[Raw records]
START
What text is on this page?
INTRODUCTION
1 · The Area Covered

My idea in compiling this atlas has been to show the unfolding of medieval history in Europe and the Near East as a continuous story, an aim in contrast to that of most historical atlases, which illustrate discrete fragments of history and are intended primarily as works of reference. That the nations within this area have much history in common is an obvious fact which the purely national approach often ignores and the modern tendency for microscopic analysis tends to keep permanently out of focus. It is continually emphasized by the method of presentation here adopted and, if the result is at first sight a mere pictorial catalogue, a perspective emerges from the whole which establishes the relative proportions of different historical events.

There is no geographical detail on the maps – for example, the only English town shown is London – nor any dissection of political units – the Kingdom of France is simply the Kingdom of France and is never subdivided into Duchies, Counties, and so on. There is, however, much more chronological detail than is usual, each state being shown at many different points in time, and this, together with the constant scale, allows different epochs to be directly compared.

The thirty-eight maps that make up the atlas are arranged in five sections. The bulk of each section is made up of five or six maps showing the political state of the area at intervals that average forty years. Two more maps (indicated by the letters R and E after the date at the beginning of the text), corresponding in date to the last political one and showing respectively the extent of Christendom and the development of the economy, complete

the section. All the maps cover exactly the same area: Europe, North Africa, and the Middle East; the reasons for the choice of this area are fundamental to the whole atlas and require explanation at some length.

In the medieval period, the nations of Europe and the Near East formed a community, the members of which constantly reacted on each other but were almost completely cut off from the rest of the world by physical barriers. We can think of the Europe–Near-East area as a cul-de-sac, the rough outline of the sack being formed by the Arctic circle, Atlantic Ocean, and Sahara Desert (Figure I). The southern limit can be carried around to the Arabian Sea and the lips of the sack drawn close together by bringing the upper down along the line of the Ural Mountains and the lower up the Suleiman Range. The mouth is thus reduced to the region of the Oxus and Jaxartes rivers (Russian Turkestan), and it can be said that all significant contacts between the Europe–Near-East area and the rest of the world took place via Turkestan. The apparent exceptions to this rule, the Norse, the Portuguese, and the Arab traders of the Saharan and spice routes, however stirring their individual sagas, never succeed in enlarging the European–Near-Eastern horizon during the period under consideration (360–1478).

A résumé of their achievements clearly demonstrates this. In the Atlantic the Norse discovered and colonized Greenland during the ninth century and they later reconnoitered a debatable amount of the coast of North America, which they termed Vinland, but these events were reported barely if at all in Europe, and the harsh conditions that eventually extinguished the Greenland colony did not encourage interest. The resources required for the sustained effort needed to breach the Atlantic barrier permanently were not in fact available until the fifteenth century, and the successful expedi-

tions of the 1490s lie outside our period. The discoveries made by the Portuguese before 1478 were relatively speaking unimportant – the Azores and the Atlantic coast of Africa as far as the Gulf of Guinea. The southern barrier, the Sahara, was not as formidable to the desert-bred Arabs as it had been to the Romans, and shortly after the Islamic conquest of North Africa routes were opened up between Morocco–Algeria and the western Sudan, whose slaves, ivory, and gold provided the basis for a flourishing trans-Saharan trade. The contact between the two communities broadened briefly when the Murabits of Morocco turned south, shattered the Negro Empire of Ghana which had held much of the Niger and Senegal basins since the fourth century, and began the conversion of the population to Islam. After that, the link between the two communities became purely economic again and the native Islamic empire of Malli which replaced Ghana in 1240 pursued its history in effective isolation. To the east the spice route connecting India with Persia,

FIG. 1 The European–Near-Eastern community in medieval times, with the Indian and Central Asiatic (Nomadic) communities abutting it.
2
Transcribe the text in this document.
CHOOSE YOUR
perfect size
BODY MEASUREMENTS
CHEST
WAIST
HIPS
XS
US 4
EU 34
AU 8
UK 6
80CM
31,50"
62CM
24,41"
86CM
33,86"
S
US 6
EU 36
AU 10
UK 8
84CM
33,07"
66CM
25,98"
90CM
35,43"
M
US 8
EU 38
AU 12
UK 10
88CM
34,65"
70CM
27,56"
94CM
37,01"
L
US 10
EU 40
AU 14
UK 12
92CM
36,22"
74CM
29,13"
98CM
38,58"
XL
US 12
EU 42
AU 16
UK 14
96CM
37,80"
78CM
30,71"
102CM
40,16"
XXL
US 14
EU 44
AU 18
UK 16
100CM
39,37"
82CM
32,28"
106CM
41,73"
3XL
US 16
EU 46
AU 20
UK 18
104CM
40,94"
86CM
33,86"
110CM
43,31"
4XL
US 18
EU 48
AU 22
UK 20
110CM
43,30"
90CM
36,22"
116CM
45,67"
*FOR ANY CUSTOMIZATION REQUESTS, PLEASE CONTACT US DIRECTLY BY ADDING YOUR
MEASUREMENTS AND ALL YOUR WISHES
END
## Challenge:
Reproduce all of the records exactly.

## Response:
What text is on this page?
INTRODUCTION
1 · The Area Covered

My idea in compiling this atlas has been to show the unfolding of medieval history in Europe and the Near East as a continuous story, an aim in contrast to that of most historical atlases, which illustrate discrete fragments of history and are intended primarily as works of reference. That the nations within this area have much history in common is an obvious fact which the purely national approach often ignores and the modern tendency for microscopic analysis tends to keep permanently out of focus. It is continually emphasized by the method of presentation here adopted and, if the result is at first sight a mere pictorial catalogue, a perspective emerges from the whole which establishes the relative proportions of different historical events.

There is no geographical detail on the maps – for example, the only English town shown is London – nor any dissection of political units – the Kingdom of France is simply the Kingdom of France and is never subdivided into Duchies, Counties, and so on. There is, however, much more chronological detail than is usual, each state being shown at many different points in time, and this, together with the constant scale, allows different epochs to be directly compared.

The thirty-eight maps that make up the atlas are arranged in five sections. The bulk of each section is made up of five or six maps showing the political state of the area at intervals that average forty years. Two more maps (indicated by the letters R and E after the date at the beginning of the text), corresponding in date to the last political one and showing respectively the extent of Christendom and the development of the economy, complete

the section. All the maps cover exactly the same area: Europe, North Africa, and the Middle East; the reasons for the choice of this area are fundamental to the whole atlas and require explanation at some length.

In the medieval period, the nations of Europe and the Near East formed a community, the members of which constantly reacted on each other but were almost completely cut off from the rest of the world by physical barriers. We can think of the Europe–Near-East area as a cul-de-sac, the rough outline of the sack being formed by the Arctic circle, Atlantic Ocean, and Sahara Desert (Figure I). The southern limit can be carried around to the Arabian Sea and the lips of the sack drawn close together by bringing the upper down along the line of the Ural Mountains and the lower up the Suleiman Range. The mouth is thus reduced to the region of the Oxus and Jaxartes rivers (Russian Turkestan), and it can be said that all significant contacts between the Europe–Near-East area and the rest of the world took place via Turkestan. The apparent exceptions to this rule, the Norse, the Portuguese, and the Arab traders of the Saharan and spice routes, however stirring their individual sagas, never succeed in enlarging the European–Near-Eastern horizon during the period under consideration (360–1478).

A résumé of their achievements clearly demonstrates this. In the Atlantic the Norse discovered and colonized Greenland during the ninth century and they later reconnoitered a debatable amount of the coast of North America, which they termed Vinland, but these events were reported barely if at all in Europe, and the harsh conditions that eventually extinguished the Greenland colony did not encourage interest. The resources required for the sustained effort needed to breach the Atlantic barrier permanently were not in fact available until the fifteenth century, and the successful expedi-

tions of the 1490s lie outside our period. The discoveries made by the Portuguese before 1478 were relatively speaking unimportant – the Azores and the Atlantic coast of Africa as far as the Gulf of Guinea. The southern barrier, the Sahara, was not as formidable to the desert-bred Arabs as it had been to the Romans, and shortly after the Islamic conquest of North Africa routes were opened up between Morocco–Algeria and the western Sudan, whose slaves, ivory, and gold provided the basis for a flourishing trans-Saharan trade. The contact between the two communities broadened briefly when the Murabits of Morocco turned south, shattered the Negro Empire of Ghana which had held much of the Niger and Senegal basins since the fourth century, and began the conversion of the population to Islam. After that, the link between the two communities became purely economic again and the native Islamic empire of Malli which replaced Ghana in 1240 pursued its history in effective isolation. To the east the spice route connecting India with Persia,

FIG. 1 The European–Near-Eastern community in medieval times, with the Indian and Central Asiatic (Nomadic) communities abutting it.
2
Transcribe the text in this document.
CHOOSE YOUR
perfect size
BODY MEASUREMENTS
CHEST
WAIST
HIPS
XS
US 4
EU 34
AU 8
UK 6
80CM
31,50"
62CM
24,41"
86CM
33,86"
S
US 6
EU 36
AU 10
UK 8
84CM
33,07"
66CM
25,98"
90CM
35,43"
M
US 8
EU 38
AU 12
UK 10
88CM
34,65"
70CM
27,56"
94CM
37,01"
L
US 10
EU 40
AU 14
UK 12
92CM
36,22"
74CM
29,13"
98CM
38,58"
XL
US 12
EU 42
AU 16
UK 14
96CM
37,80"
78CM
30,71"
102CM
40,16"
XXL
US 14
EU 44
AU 18
UK 16
100CM
39,37"
82CM
32,28"
106CM
41,73"
3XL
US 16
EU 46
AU 20
UK 18
104CM
40,94"
86CM
33,86"
110CM
43,31"
4XL
US 18
EU 48
AU 22
UK 20
110CM
43,30"
90CM
36,22"
116CM
45,67"
*FOR ANY CUSTOMIZATION REQUESTS, PLEASE CONTACT US DIRECTLY BY ADDING YOUR
MEASUREMENTS AND ALL YOUR WISHES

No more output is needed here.